EXERCISE BRIEF:
Convert everything in the records from the line containing "bbox=[588, 205, 725, 231]" down to the line containing "auth-card: Вход Регистрация" into a Markdown table with the columns Row and Text, numbering each line and skipping blank ones.

EXERCISE MATERIALS:

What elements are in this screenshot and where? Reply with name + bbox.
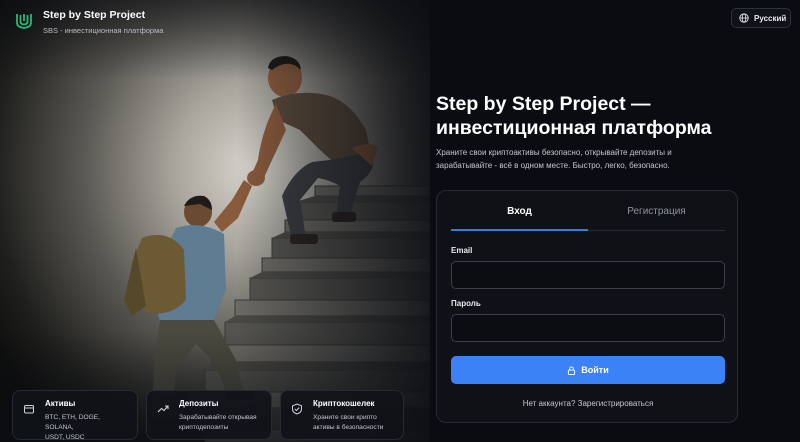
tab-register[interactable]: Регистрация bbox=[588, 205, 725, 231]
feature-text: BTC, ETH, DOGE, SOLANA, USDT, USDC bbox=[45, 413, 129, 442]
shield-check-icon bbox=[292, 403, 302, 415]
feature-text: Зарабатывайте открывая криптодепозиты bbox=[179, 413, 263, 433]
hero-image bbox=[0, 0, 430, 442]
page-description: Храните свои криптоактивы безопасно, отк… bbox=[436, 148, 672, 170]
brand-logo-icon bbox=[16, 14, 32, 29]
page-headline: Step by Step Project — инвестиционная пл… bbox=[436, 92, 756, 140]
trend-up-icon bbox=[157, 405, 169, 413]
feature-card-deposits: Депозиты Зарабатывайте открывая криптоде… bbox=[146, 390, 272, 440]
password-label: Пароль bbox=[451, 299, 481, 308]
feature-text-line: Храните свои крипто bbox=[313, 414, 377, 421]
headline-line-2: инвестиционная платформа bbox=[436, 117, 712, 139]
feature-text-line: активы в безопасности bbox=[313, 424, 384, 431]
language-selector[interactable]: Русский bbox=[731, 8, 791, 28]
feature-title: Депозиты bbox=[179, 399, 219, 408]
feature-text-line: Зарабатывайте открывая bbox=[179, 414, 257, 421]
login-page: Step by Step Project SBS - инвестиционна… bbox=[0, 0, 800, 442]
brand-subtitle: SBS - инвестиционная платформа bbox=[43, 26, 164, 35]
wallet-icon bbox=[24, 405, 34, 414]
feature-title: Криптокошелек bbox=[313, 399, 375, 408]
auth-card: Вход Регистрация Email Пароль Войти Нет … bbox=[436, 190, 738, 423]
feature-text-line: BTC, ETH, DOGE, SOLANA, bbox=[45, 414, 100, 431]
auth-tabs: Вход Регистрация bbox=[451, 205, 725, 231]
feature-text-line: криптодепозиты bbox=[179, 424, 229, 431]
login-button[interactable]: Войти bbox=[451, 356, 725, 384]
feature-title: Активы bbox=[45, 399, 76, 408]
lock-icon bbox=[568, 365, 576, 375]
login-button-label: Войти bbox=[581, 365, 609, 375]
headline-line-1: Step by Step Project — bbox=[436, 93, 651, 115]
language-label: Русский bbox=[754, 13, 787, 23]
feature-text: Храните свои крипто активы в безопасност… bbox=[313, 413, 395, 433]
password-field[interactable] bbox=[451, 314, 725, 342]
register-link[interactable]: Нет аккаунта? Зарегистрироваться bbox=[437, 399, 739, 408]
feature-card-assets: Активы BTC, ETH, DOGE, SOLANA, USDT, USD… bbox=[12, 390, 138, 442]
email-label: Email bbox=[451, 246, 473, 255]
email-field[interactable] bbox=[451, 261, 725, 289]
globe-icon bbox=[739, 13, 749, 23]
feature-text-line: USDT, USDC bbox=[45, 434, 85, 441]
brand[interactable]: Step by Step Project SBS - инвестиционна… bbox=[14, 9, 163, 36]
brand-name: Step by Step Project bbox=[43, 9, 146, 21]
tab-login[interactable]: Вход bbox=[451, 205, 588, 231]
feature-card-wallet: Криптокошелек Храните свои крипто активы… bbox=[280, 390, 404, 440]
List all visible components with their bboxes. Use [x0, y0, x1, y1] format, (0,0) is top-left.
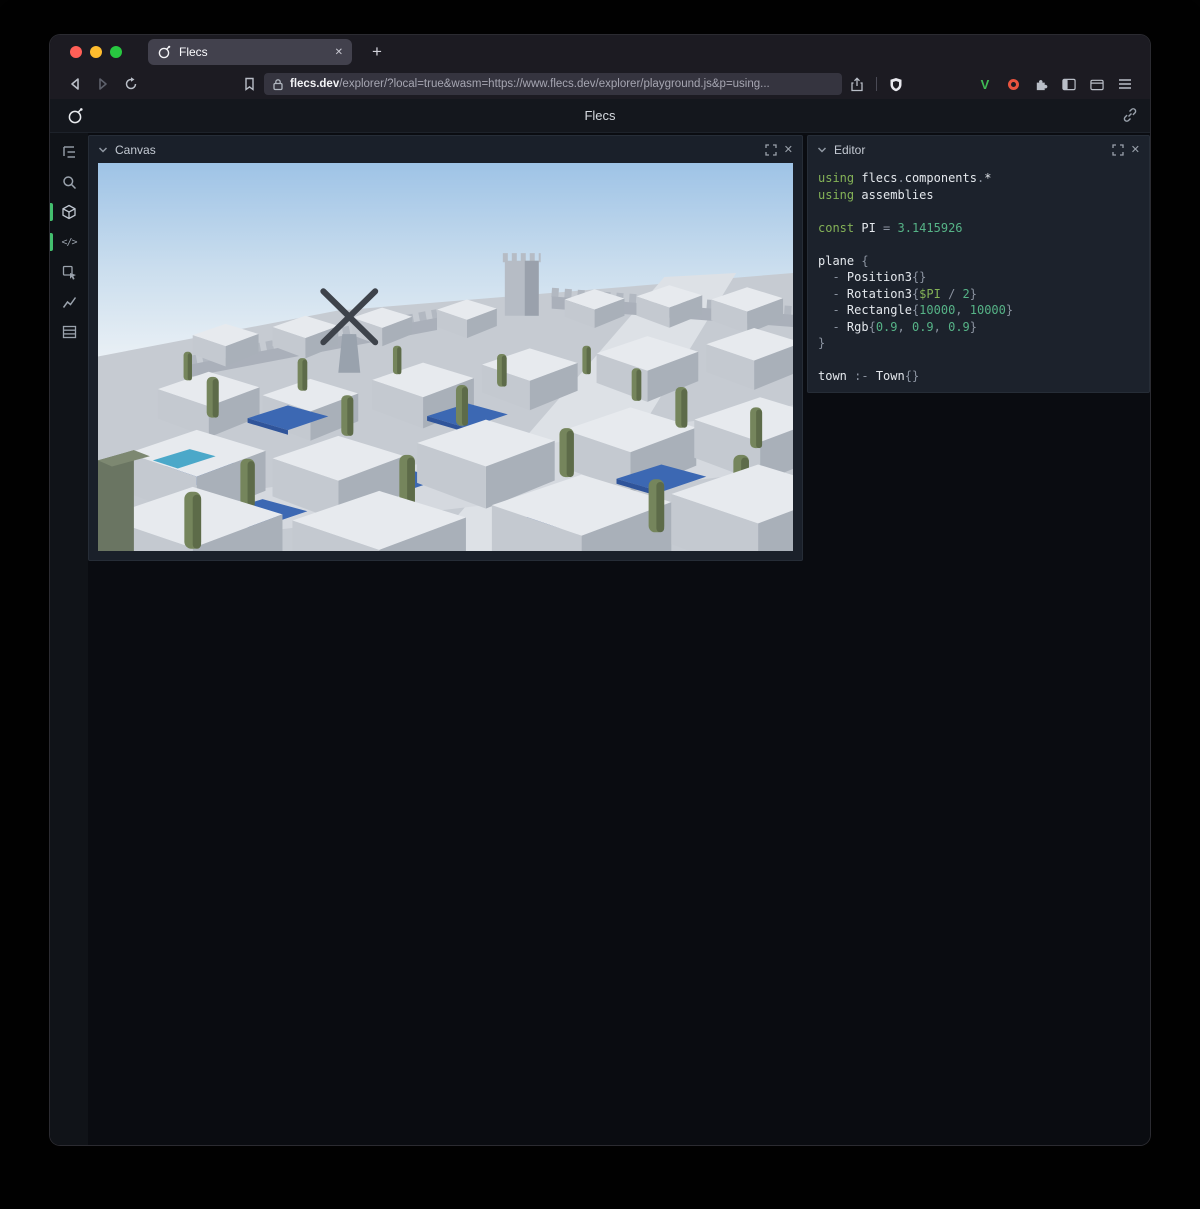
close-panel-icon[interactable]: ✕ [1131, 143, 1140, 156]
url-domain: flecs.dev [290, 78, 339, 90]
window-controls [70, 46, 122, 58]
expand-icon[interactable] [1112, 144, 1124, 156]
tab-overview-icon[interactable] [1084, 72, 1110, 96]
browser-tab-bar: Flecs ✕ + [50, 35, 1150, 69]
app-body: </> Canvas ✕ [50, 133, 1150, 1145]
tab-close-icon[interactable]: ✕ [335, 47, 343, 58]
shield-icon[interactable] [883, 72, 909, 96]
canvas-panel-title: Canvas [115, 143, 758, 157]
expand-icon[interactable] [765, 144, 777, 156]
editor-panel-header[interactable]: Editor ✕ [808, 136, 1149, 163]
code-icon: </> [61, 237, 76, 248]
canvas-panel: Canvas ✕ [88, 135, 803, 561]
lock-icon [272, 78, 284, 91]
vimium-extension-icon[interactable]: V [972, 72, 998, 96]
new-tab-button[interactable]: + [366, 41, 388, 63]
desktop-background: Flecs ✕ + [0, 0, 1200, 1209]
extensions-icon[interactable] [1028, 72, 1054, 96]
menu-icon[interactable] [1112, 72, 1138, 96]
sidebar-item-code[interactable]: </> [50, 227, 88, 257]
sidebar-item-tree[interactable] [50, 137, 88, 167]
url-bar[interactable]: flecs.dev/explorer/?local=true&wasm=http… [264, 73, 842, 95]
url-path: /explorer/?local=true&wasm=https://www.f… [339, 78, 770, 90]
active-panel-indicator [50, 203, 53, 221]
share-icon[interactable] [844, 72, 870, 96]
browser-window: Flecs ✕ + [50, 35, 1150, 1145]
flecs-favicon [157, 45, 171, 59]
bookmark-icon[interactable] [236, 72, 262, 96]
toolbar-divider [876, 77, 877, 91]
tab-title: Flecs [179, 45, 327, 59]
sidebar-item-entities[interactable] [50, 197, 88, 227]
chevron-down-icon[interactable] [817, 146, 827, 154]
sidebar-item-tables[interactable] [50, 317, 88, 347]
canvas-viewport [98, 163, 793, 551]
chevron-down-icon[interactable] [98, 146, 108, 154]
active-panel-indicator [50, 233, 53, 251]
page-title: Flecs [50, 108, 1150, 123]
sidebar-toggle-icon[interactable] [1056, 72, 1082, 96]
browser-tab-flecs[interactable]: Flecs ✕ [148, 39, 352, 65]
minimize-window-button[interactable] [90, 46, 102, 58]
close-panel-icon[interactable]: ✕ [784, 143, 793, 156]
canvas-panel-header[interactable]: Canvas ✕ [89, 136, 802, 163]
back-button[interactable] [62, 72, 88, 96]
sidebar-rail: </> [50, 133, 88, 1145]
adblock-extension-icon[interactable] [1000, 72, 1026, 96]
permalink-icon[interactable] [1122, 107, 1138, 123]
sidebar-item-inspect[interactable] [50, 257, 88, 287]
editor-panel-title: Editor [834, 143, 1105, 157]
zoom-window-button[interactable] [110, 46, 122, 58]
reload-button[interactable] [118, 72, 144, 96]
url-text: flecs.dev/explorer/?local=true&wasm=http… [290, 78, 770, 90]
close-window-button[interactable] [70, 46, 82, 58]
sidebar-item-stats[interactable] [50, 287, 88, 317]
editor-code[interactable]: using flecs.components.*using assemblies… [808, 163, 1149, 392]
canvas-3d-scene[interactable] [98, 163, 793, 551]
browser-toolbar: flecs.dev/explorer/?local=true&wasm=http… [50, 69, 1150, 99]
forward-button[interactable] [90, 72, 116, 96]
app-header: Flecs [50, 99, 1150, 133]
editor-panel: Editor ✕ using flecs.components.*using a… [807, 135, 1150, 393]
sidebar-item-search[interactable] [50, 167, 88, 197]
* * *
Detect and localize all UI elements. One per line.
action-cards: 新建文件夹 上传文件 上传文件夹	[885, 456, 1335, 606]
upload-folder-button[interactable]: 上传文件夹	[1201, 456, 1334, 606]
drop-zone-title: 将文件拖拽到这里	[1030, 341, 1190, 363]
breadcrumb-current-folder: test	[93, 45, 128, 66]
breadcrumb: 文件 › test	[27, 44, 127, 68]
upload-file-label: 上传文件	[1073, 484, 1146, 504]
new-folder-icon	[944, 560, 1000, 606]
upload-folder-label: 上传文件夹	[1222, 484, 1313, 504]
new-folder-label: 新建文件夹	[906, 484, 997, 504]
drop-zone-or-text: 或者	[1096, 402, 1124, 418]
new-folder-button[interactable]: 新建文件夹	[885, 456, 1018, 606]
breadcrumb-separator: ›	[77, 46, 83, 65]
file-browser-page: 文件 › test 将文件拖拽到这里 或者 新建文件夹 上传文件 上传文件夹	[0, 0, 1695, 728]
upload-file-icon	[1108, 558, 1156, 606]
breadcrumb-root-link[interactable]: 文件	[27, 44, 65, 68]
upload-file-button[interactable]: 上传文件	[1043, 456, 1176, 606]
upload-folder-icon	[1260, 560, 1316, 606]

RESPONSE TO THE TASK:
| Row | Text |
|---|---|
| 1 | tab-register[interactable]: Регистрация bbox=[588, 205, 725, 231] |
| 2 | feature-text: BTC, ETH, DOGE, SOLANA, USDT, USDC bbox=[45, 413, 129, 442] |
| 3 | shield-check-icon bbox=[292, 403, 302, 415] |
| 4 | feature-text: Зарабатывайте открывая криптодепозиты bbox=[179, 413, 263, 433] |
| 5 | hero-image bbox=[0, 0, 430, 442] |
| 6 | page-description: Храните свои криптоактивы безопасно, отк… bbox=[436, 148, 672, 170] |
| 7 | brand-logo-icon bbox=[16, 14, 32, 29] |
| 8 | page-headline: Step by Step Project — инвестиционная пл… bbox=[436, 92, 756, 140] |
| 9 | trend-up-icon bbox=[157, 405, 169, 413] |
| 10 | feature-card-deposits: Депозиты Зарабатывайте открывая криптоде… bbox=[146, 390, 272, 440] |
| 11 | password-label: Пароль bbox=[451, 299, 481, 308] |
| 12 | feature-text-line: Храните свои крипто bbox=[313, 414, 377, 421] |
| 13 | headline-line-2: инвестиционная платформа bbox=[436, 117, 712, 139] |
| 14 | feature-text-line: активы в безопасности bbox=[313, 424, 384, 431] |
| 15 | language-selector[interactable]: Русский bbox=[731, 8, 791, 28] |
| 16 | feature-title: Депозиты bbox=[179, 399, 219, 408] |
| 17 | feature-text-line: Зарабатывайте открывая bbox=[179, 414, 257, 421] |
| 18 | login-page: Step by Step Project SBS - инвестиционна… bbox=[0, 0, 800, 442] |
| 19 | brand-subtitle: SBS - инвестиционная платформа bbox=[43, 26, 164, 35] |
| 20 | wallet-icon bbox=[24, 405, 34, 414] |
| 21 | feature-title: Криптокошелек bbox=[313, 399, 375, 408] |
| 22 | auth-card: Вход Регистрация Email Пароль Войти Нет … bbox=[436, 190, 738, 423] |